[Records from a data collection]
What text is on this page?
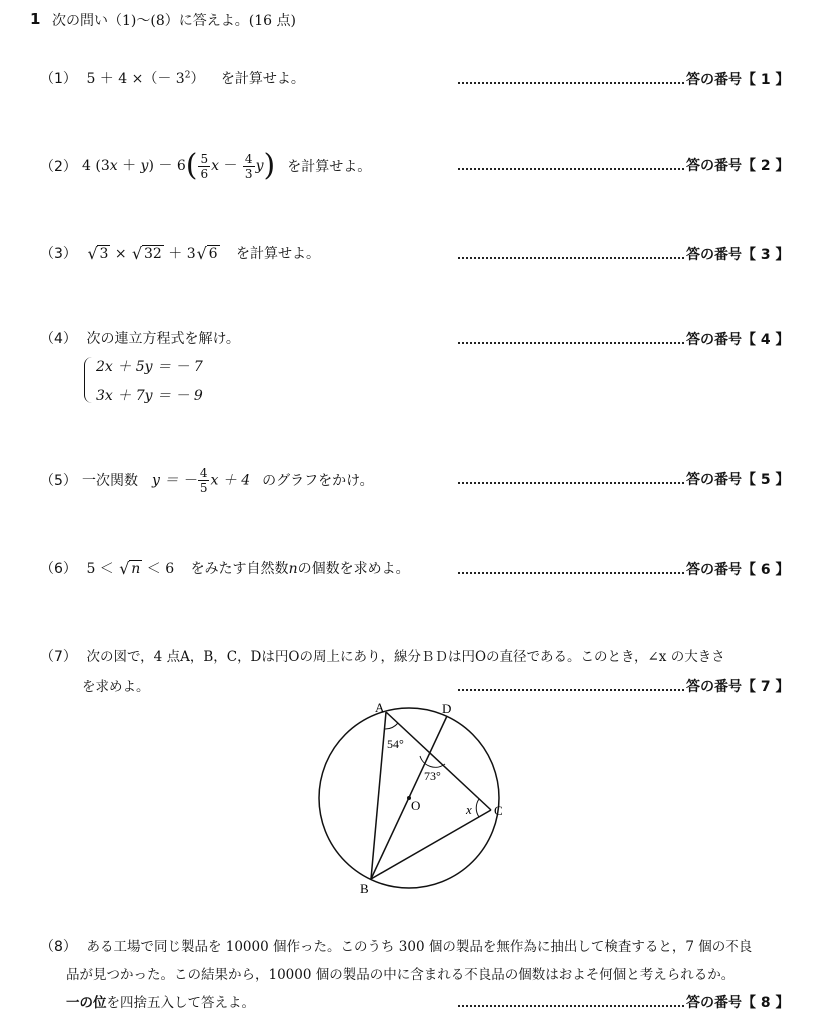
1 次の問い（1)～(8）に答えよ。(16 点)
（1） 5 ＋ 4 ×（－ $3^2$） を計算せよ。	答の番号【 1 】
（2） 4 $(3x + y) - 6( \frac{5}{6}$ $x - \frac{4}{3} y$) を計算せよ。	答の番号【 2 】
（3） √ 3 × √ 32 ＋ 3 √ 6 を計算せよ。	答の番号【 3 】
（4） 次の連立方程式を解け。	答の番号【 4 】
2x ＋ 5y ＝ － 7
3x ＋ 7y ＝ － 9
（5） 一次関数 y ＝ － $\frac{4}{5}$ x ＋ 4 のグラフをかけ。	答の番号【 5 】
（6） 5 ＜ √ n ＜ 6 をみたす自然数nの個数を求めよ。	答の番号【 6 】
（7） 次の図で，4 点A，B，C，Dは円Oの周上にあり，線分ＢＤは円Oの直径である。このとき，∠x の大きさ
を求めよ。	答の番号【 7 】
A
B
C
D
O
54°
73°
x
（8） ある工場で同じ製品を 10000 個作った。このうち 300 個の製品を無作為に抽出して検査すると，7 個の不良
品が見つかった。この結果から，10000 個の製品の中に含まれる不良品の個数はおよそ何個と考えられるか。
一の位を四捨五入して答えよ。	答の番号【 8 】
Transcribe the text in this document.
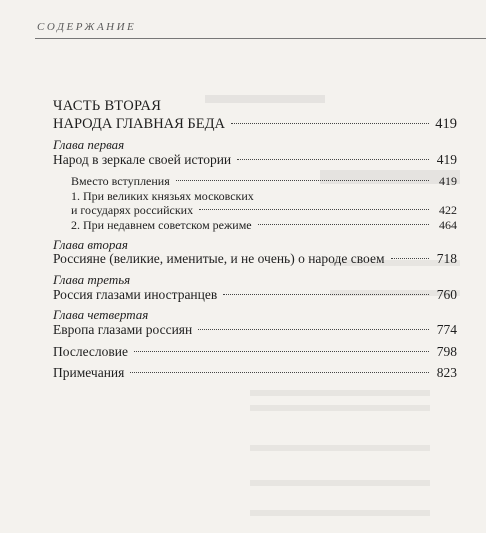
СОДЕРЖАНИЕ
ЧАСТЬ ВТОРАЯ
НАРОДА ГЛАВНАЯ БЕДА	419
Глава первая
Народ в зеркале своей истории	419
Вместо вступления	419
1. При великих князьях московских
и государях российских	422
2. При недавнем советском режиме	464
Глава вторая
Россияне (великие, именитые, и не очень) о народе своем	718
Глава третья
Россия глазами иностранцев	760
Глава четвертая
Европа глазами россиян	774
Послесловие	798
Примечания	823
==
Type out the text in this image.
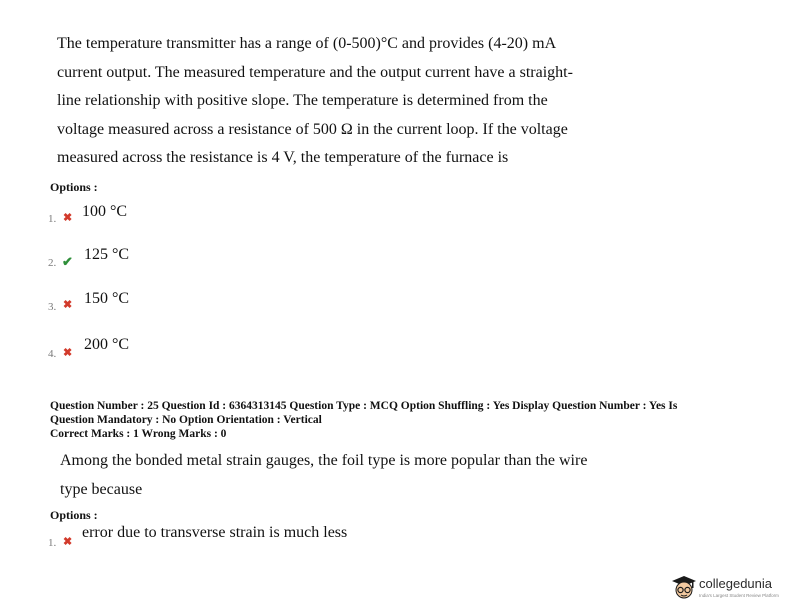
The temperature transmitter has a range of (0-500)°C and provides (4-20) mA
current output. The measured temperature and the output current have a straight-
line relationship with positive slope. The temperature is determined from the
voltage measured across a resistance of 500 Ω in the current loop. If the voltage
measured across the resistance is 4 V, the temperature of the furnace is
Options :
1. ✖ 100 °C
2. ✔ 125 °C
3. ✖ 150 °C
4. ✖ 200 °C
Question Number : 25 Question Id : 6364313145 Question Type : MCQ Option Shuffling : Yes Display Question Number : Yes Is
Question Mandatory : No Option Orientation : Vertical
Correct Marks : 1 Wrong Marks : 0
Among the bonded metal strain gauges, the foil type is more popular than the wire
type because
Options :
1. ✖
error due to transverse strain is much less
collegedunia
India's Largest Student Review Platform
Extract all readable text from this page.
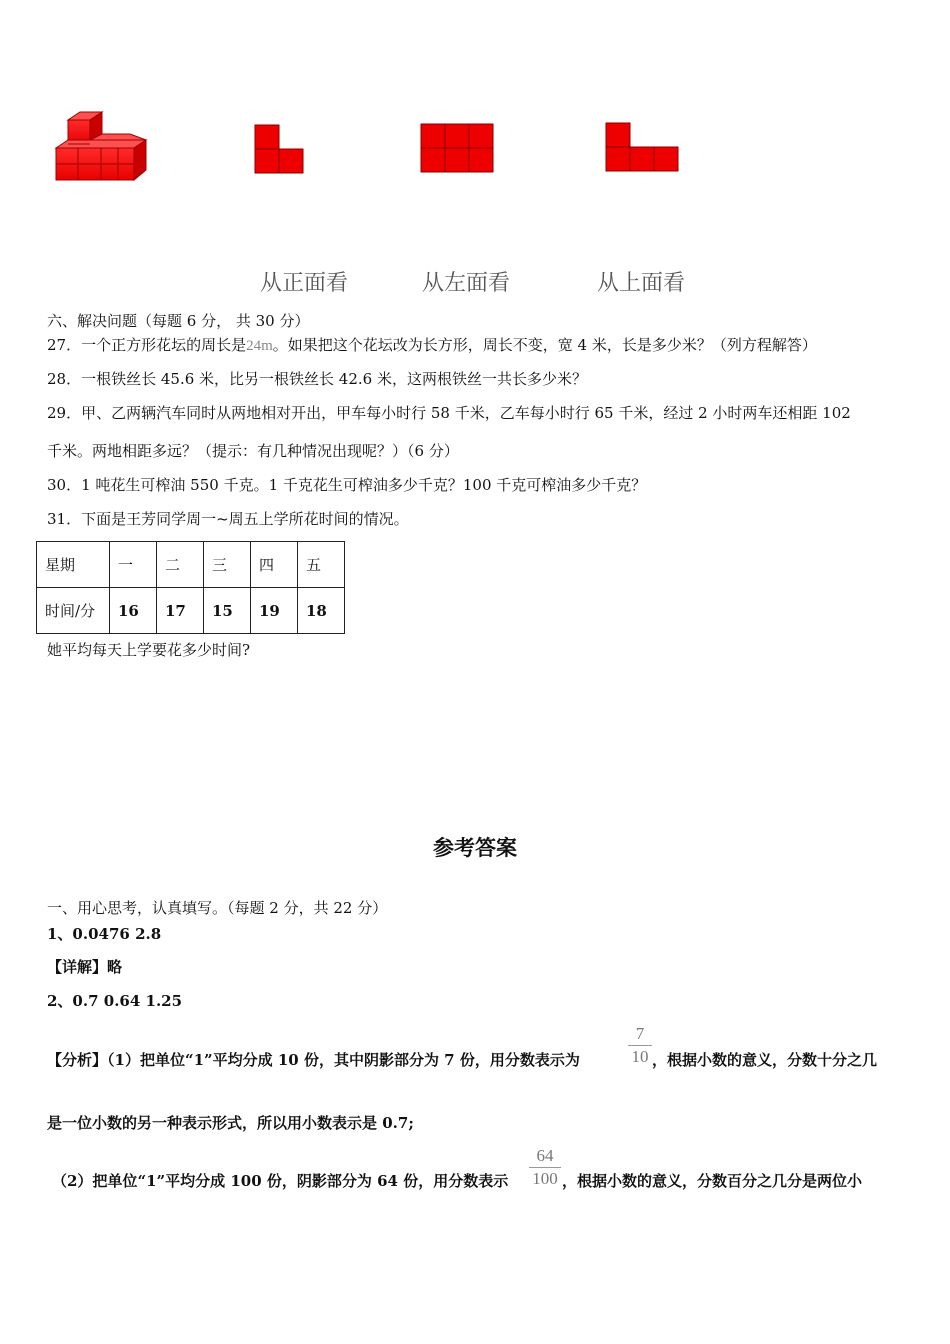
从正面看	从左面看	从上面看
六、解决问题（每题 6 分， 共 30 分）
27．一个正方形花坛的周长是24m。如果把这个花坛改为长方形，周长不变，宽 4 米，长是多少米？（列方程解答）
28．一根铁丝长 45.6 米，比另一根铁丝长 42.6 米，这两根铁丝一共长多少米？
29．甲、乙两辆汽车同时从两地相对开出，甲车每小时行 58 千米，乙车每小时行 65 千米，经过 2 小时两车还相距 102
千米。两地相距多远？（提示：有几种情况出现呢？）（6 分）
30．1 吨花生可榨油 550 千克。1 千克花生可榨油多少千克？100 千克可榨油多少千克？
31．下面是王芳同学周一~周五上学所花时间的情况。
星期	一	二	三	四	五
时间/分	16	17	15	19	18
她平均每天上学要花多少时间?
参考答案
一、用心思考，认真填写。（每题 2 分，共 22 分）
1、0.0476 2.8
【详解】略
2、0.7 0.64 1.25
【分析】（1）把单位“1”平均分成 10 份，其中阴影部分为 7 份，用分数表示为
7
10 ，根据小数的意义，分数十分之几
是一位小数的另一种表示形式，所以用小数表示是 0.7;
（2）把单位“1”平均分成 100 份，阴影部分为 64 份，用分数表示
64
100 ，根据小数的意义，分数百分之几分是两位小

### TASK DIRECTIONS
What is the number of lines in the records above that include the word "temperature"? Reply with that number and nothing more.

### CORRECT RESULT
4